Extracted records →
>>>>

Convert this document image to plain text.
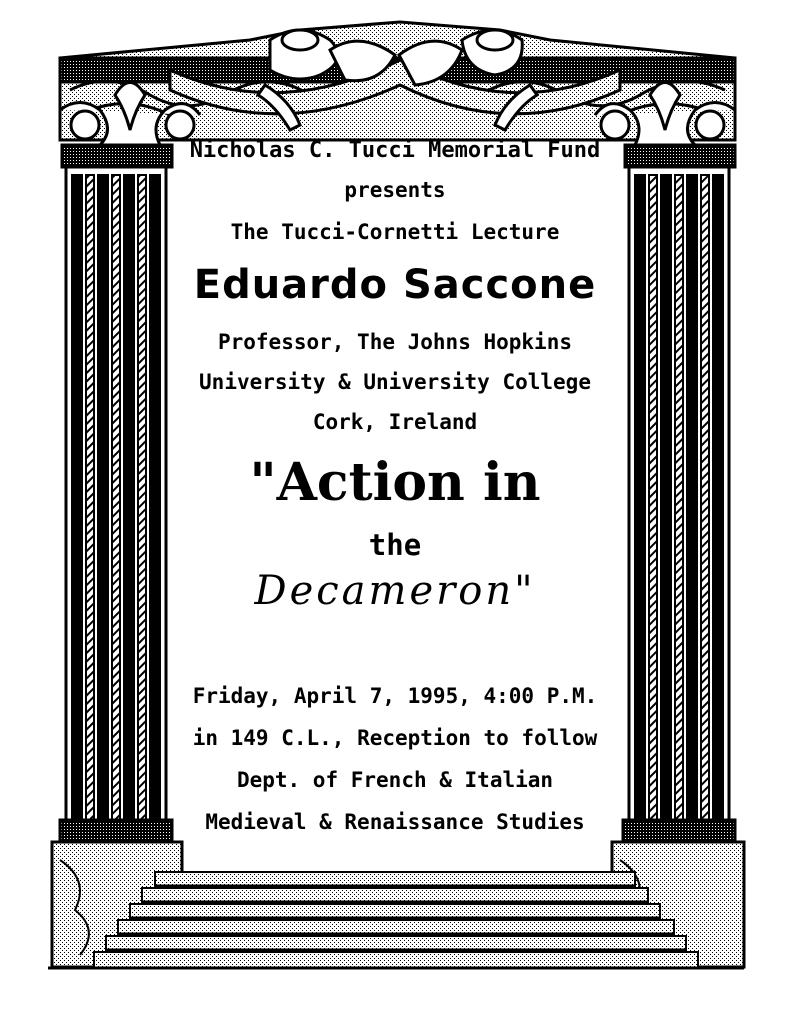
Nicholas C. Tucci Memorial Fund
presents
The Tucci-Cornetti Lecture
Eduardo Saccone
Professor, The Johns Hopkins
University & University College
Cork, Ireland
"Action in
the
Decameron"
Friday, April 7, 1995, 4:00 P.M.
in 149 C.L., Reception to follow
Dept. of French & Italian
Medieval & Renaissance Studies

<<<<

WHAT YOU NEED TO DO → Every line of the data above should be quoted exactly. Omit the pictures.

PROBLEM SOLUTION →
Convert this document image to plain text.
Nicholas C. Tucci Memorial Fund
presents
The Tucci-Cornetti Lecture
Eduardo Saccone
Professor, The Johns Hopkins
University & University College
Cork, Ireland
"Action in
the
Decameron"
Friday, April 7, 1995, 4:00 P.M.
in 149 C.L., Reception to follow
Dept. of French & Italian
Medieval & Renaissance Studies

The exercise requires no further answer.